**WORK TO DO**
In the song analysis, who wrote the text of "Nicht mehr zu dir zu gehen," and what was it adapted from?

3:18 [m. 62]--The piano postlude uses the same material as the interlude after stanza 1.  The melody has been transferred to the right hand, which plays in full harmony, including the pervasive sixths.  The left hand has the triplets, which again are thumping responses to low bass notes.  As in the previous interlude, the “Neapolitan” harmony of G-flat major, just heard in its minor version at the end of stanza 4, is prevalent.  The postlude is louder than the interlude, and reaches a rich final cadence in the home key, with three descending F-minor chords over the continuing triplets and a bare low fifth after the last chord.
3:55--END OF SONG [67 mm.]


2. “Nicht mehr zu dir zu gehen” (“To visit you no longer”).  Text by Georg Friedrich Daumer, adapted from a Czech folk poem.  Langsam (Slowly).  Ternary form (ABA).  D MINOR, 3/2 time (High key F minor).

**Region boundary data**
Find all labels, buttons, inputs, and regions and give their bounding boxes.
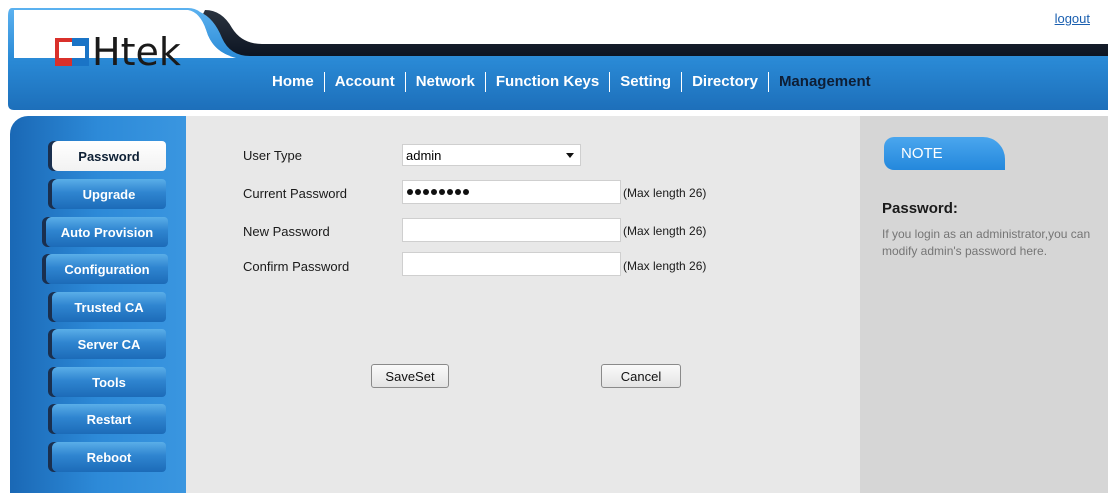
password-dot [415,189,421,195]
sidebar-item-restart[interactable]: Restart [52,404,166,434]
header: Htek logout Home Account Network Functio… [0,0,1108,112]
sidebar-item-configuration[interactable]: Configuration [46,254,168,284]
top-navigation: Home Account Network Function Keys Setti… [262,71,881,93]
htek-logo: Htek [55,32,181,72]
cancel-button[interactable]: Cancel [601,364,681,388]
sidebar: Password Upgrade Auto Provision Configur… [10,116,186,493]
sidebar-item-auto-provision[interactable]: Auto Provision [46,217,168,247]
nav-function-keys[interactable]: Function Keys [486,72,609,92]
sidebar-item-server-ca[interactable]: Server CA [52,329,166,359]
sidebar-item-trusted-ca[interactable]: Trusted CA [52,292,166,322]
user-type-value: admin [406,147,442,163]
user-type-select[interactable]: admin [402,144,581,166]
nav-network[interactable]: Network [406,72,485,92]
nav-account[interactable]: Account [325,72,405,92]
nav-home[interactable]: Home [262,72,324,92]
sidebar-item-password[interactable]: Password [52,141,166,171]
password-form: User Type admin Current Password (Max le… [186,116,860,493]
note-tab: NOTE [884,137,1005,170]
current-password-hint: (Max length 26) [623,186,707,200]
new-password-hint: (Max length 26) [623,224,707,238]
password-dot [447,189,453,195]
sidebar-item-reboot[interactable]: Reboot [52,442,166,472]
sidebar-item-upgrade[interactable]: Upgrade [52,179,166,209]
logo-text: Htek [92,30,181,74]
logout-link[interactable]: logout [1055,11,1090,26]
note-title: Password: [882,200,958,217]
current-password-input[interactable] [402,180,621,204]
password-dot [423,189,429,195]
chevron-down-icon [566,152,574,158]
htek-logo-mark [55,38,89,66]
password-dot [439,189,445,195]
note-panel: NOTE Password: If you login as an admini… [860,116,1108,493]
confirm-password-input[interactable] [402,252,621,276]
masked-password [407,189,469,195]
new-password-label: New Password [243,224,330,239]
sidebar-item-tools[interactable]: Tools [52,367,166,397]
note-text: If you login as an administrator,you can… [882,227,1091,258]
page: Htek logout Home Account Network Functio… [0,0,1108,493]
confirm-password-label: Confirm Password [243,259,350,274]
password-dot [431,189,437,195]
password-dot [455,189,461,195]
confirm-password-hint: (Max length 26) [623,259,707,273]
user-type-label: User Type [243,148,303,163]
saveset-button[interactable]: SaveSet [371,364,449,388]
nav-management[interactable]: Management [769,72,881,92]
password-dot [463,189,469,195]
new-password-input[interactable] [402,218,621,242]
nav-directory[interactable]: Directory [682,72,768,92]
nav-setting[interactable]: Setting [610,72,681,92]
current-password-label: Current Password [243,186,348,201]
password-dot [407,189,413,195]
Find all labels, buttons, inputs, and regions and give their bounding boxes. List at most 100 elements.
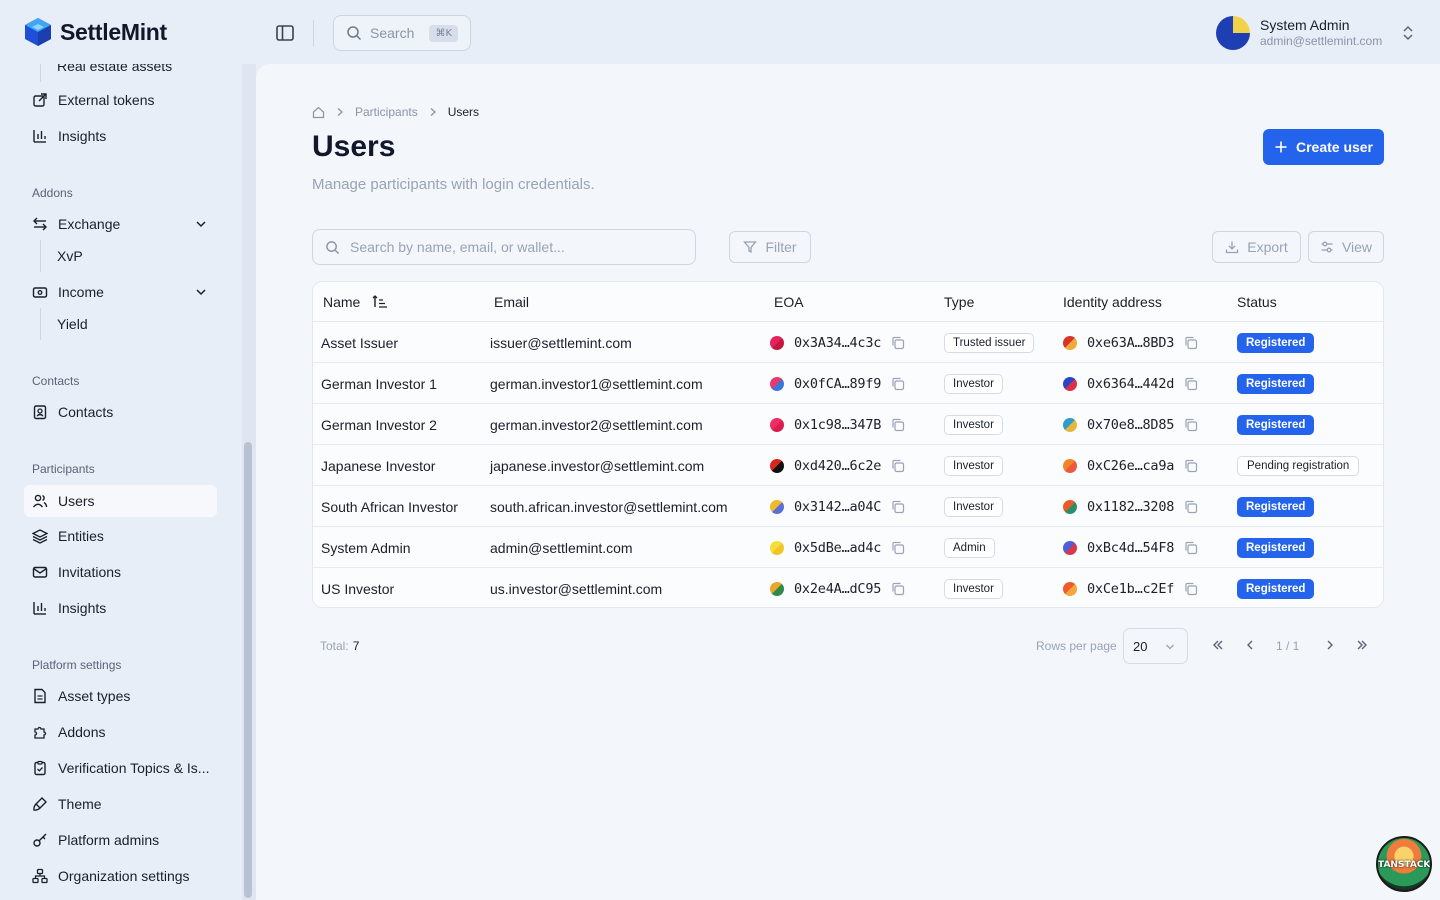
copy-icon[interactable] bbox=[891, 459, 905, 473]
type-badge: Investor bbox=[944, 496, 1003, 517]
last-page-icon[interactable] bbox=[1354, 637, 1370, 653]
identity-avatar-icon bbox=[1063, 458, 1077, 473]
breadcrumb-participants[interactable]: Participants bbox=[355, 105, 418, 119]
copy-icon[interactable] bbox=[891, 377, 905, 391]
eoa-avatar-icon bbox=[770, 458, 784, 473]
sidebar-item-contacts[interactable]: Contacts bbox=[24, 396, 217, 428]
cell-eoa: 0xd420…6c2e bbox=[770, 445, 905, 486]
tanstack-devtools-badge[interactable]: TANSTACK bbox=[1376, 836, 1432, 892]
eoa-avatar-icon bbox=[770, 376, 784, 391]
sidebar-item-invitations[interactable]: Invitations bbox=[24, 556, 217, 588]
total-value: 7 bbox=[352, 639, 360, 653]
cell-eoa: 0x0fCA…89f9 bbox=[770, 363, 905, 404]
sidebar-item-label: Entities bbox=[58, 528, 104, 544]
home-icon[interactable] bbox=[312, 106, 325, 119]
sidebar-item-label: Invitations bbox=[58, 564, 122, 580]
sidebar-item-addons[interactable]: Addons bbox=[24, 716, 217, 748]
view-button[interactable]: View bbox=[1308, 231, 1384, 263]
sidebar-item-label: Exchange bbox=[58, 216, 121, 232]
status-badge: Registered bbox=[1237, 414, 1315, 435]
sidebar-item-theme[interactable]: Theme bbox=[24, 788, 217, 820]
sidebar-item-external-tokens[interactable]: External tokens bbox=[24, 84, 217, 116]
copy-icon[interactable] bbox=[891, 336, 905, 350]
rows-per-page-select[interactable]: 20 bbox=[1123, 628, 1188, 664]
identity-avatar-icon bbox=[1063, 417, 1077, 432]
cell-email: german.investor1@settlemint.com bbox=[490, 375, 703, 392]
sidebar-item-users[interactable]: Users bbox=[24, 485, 217, 517]
previous-page-icon[interactable] bbox=[1242, 637, 1258, 653]
table-row[interactable]: South African Investor south.african.inve… bbox=[313, 486, 1383, 527]
sidebar-item-insights-participants[interactable]: Insights bbox=[24, 592, 217, 624]
sidebar-scrollbar[interactable] bbox=[244, 442, 252, 898]
create-user-button[interactable]: Create user bbox=[1263, 129, 1384, 165]
brand-logo[interactable]: SettleMint bbox=[24, 17, 167, 47]
sidebar-item-platform-admins[interactable]: Platform admins bbox=[24, 824, 217, 856]
cell-status: Registered bbox=[1237, 486, 1315, 527]
eoa-address: 0x3142…a04C bbox=[794, 498, 882, 515]
table-row[interactable]: System Admin admin@settlemint.com 0x5dBe…a… bbox=[313, 527, 1383, 568]
copy-icon[interactable] bbox=[1184, 336, 1198, 350]
cell-email: us.investor@settlemint.com bbox=[490, 580, 663, 597]
copy-icon[interactable] bbox=[891, 541, 905, 555]
identity-avatar-icon bbox=[1063, 335, 1077, 350]
next-page-icon[interactable] bbox=[1322, 637, 1338, 653]
rows-per-page-label: Rows per page bbox=[1036, 639, 1117, 653]
sidebar-item-exchange[interactable]: Exchange bbox=[24, 208, 217, 240]
sidebar-item-label: Income bbox=[58, 284, 104, 300]
column-header-identity[interactable]: Identity address bbox=[1063, 282, 1162, 322]
cell-name: US Investor bbox=[321, 580, 395, 597]
table-row[interactable]: German Investor 1 german.investor1@settle… bbox=[313, 363, 1383, 404]
copy-icon[interactable] bbox=[1184, 459, 1198, 473]
sidebar-item-real-estate[interactable]: Real estate assets bbox=[40, 64, 172, 82]
column-header-status[interactable]: Status bbox=[1237, 282, 1277, 322]
chevron-up-down-icon bbox=[1403, 25, 1413, 41]
cell-eoa: 0x3A34…4c3c bbox=[770, 322, 905, 363]
search-label: Search bbox=[370, 25, 415, 41]
copy-icon[interactable] bbox=[1184, 582, 1198, 596]
cell-name: German Investor 1 bbox=[321, 375, 437, 392]
filter-button[interactable]: Filter bbox=[729, 231, 811, 263]
column-header-eoa[interactable]: EOA bbox=[774, 282, 804, 322]
mail-icon bbox=[32, 566, 48, 578]
table-row[interactable]: German Investor 2 german.investor2@settle… bbox=[313, 404, 1383, 445]
column-header-name[interactable]: Name bbox=[323, 282, 388, 322]
contact-card-icon bbox=[33, 405, 47, 420]
copy-icon[interactable] bbox=[891, 500, 905, 514]
wallet-icon bbox=[32, 287, 48, 298]
sidebar-item-verification-topics[interactable]: Verification Topics & Is... bbox=[24, 752, 217, 784]
user-menu[interactable]: System Admin admin@settlemint.com bbox=[1216, 14, 1416, 52]
sidebar-section-participants: Participants bbox=[32, 462, 95, 476]
copy-icon[interactable] bbox=[1184, 377, 1198, 391]
sidebar-item-xvp[interactable]: XvP bbox=[40, 240, 83, 272]
sliders-icon bbox=[1321, 241, 1333, 253]
sidebar-item-insights-assets[interactable]: Insights bbox=[24, 120, 217, 152]
sidebar-item-income[interactable]: Income bbox=[24, 276, 217, 308]
users-table: Name Email EOA Type Identity address Sta… bbox=[312, 281, 1384, 608]
copy-icon[interactable] bbox=[891, 418, 905, 432]
sidebar-item-yield[interactable]: Yield bbox=[40, 308, 88, 340]
status-badge: Registered bbox=[1237, 578, 1315, 599]
sidebar-toggle-icon[interactable] bbox=[274, 22, 296, 44]
copy-icon[interactable] bbox=[1184, 418, 1198, 432]
export-button[interactable]: Export bbox=[1212, 231, 1301, 263]
divider bbox=[313, 20, 314, 46]
column-header-email[interactable]: Email bbox=[494, 282, 529, 322]
first-page-icon[interactable] bbox=[1210, 637, 1226, 653]
table-row[interactable]: Japanese Investor japanese.investor@settl… bbox=[313, 445, 1383, 486]
copy-icon[interactable] bbox=[1184, 541, 1198, 555]
global-search-button[interactable]: Search ⌘K bbox=[333, 15, 471, 51]
type-badge: Investor bbox=[944, 455, 1003, 476]
sidebar-item-entities[interactable]: Entities bbox=[24, 520, 217, 552]
table-row[interactable]: US Investor us.investor@settlemint.com 0x2… bbox=[313, 568, 1383, 607]
eoa-address: 0xd420…6c2e bbox=[794, 457, 882, 474]
table-row[interactable]: Asset Issuer issuer@settlemint.com 0x3A34…… bbox=[313, 322, 1383, 363]
copy-icon[interactable] bbox=[891, 582, 905, 596]
users-search-input[interactable]: Search by name, email, or wallet... bbox=[312, 229, 696, 265]
cell-type: Investor bbox=[944, 363, 1003, 404]
copy-icon[interactable] bbox=[1184, 500, 1198, 514]
sidebar-item-asset-types[interactable]: Asset types bbox=[24, 680, 217, 712]
column-header-type[interactable]: Type bbox=[944, 282, 974, 322]
total-label: Total: bbox=[320, 639, 349, 653]
sidebar-item-organization-settings[interactable]: Organization settings bbox=[24, 860, 217, 892]
sidebar-item-label: External tokens bbox=[58, 92, 155, 108]
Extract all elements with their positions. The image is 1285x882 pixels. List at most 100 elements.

**WRITTEN RESPONSE**
Georg Friedrich Daumer wrote it, adapting it from a Czech folk poem.